• [Work to be completed] Retype all the entries word for word, but omit the pictures.

--- Material for this exercise ---

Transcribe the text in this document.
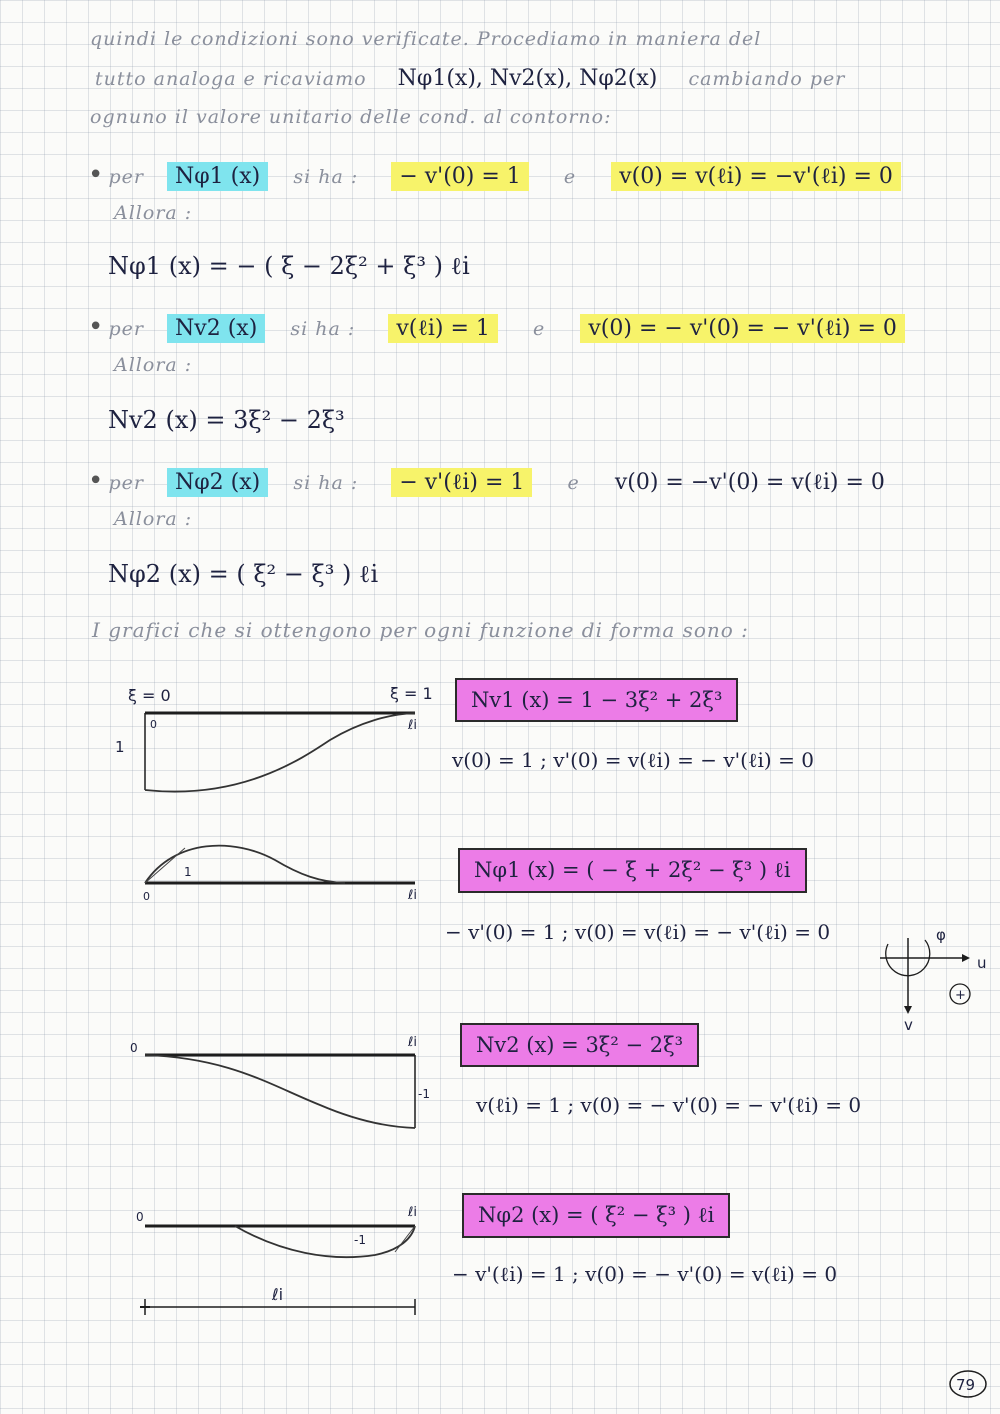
quindi le condizioni sono verificate. Procediamo in maniera del
tutto analoga e ricaviamo Nφ1(x), Nv2(x), Nφ2(x) cambiando per
ognuno il valore unitario delle cond. al contorno:
• per Nφ1 (x) si ha : − v'(0) = 1 e v(0) = v(ℓi) = −v'(ℓi) = 0
Allora :
Nφ1 (x) = − ( ξ − 2ξ² + ξ³ ) ℓi
• per Nv2 (x) si ha : v(ℓi) = 1 e v(0) = − v'(0) = − v'(ℓi) = 0
Allora :
Nv2 (x) = 3ξ² − 2ξ³
• per Nφ2 (x) si ha : − v'(ℓi) = 1 e v(0) = −v'(0) = v(ℓi) = 0
Allora :
Nφ2 (x) = ( ξ² − ξ³ ) ℓi
I grafici che si ottengono per ogni funzione di forma sono :
ξ = 0	ξ = 1
0	ℓi
1
0	ℓi
1
0	ℓi
-1
0	ℓi
-1
ℓi
φ
u
v
+
79
Nv1 (x) = 1 − 3ξ² + 2ξ³
v(0) = 1 ; v'(0) = v(ℓi) = − v'(ℓi) = 0
Nφ1 (x) = ( − ξ + 2ξ² − ξ³ ) ℓi
− v'(0) = 1 ; v(0) = v(ℓi) = − v'(ℓi) = 0
Nv2 (x) = 3ξ² − 2ξ³
v(ℓi) = 1 ; v(0) = − v'(0) = − v'(ℓi) = 0
Nφ2 (x) = ( ξ² − ξ³ ) ℓi
− v'(ℓi) = 1 ; v(0) = − v'(0) = v(ℓi) = 0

---

• [Response]
Transcribe the text in this document.
quindi le condizioni sono verificate. Procediamo in maniera del
tutto analoga e ricaviamo Nφ1(x), Nv2(x), Nφ2(x) cambiando per
ognuno il valore unitario delle cond. al contorno:
• per Nφ1 (x) si ha : − v'(0) = 1 e v(0) = v(ℓi) = −v'(ℓi) = 0
Allora :
Nφ1 (x) = − ( ξ − 2ξ² + ξ³ ) ℓi
• per Nv2 (x) si ha : v(ℓi) = 1 e v(0) = − v'(0) = − v'(ℓi) = 0
Allora :
Nv2 (x) = 3ξ² − 2ξ³
• per Nφ2 (x) si ha : − v'(ℓi) = 1 e v(0) = −v'(0) = v(ℓi) = 0
Allora :
Nφ2 (x) = ( ξ² − ξ³ ) ℓi
I grafici che si ottengono per ogni funzione di forma sono :
ξ = 0	ξ = 1
0	ℓi
1
0	ℓi
1
0	ℓi
-1
0	ℓi
-1
ℓi
φ
u
v
+
79
Nv1 (x) = 1 − 3ξ² + 2ξ³
v(0) = 1 ; v'(0) = v(ℓi) = − v'(ℓi) = 0
Nφ1 (x) = ( − ξ + 2ξ² − ξ³ ) ℓi
− v'(0) = 1 ; v(0) = v(ℓi) = − v'(ℓi) = 0
Nv2 (x) = 3ξ² − 2ξ³
v(ℓi) = 1 ; v(0) = − v'(0) = − v'(ℓi) = 0
Nφ2 (x) = ( ξ² − ξ³ ) ℓi
− v'(ℓi) = 1 ; v(0) = − v'(0) = v(ℓi) = 0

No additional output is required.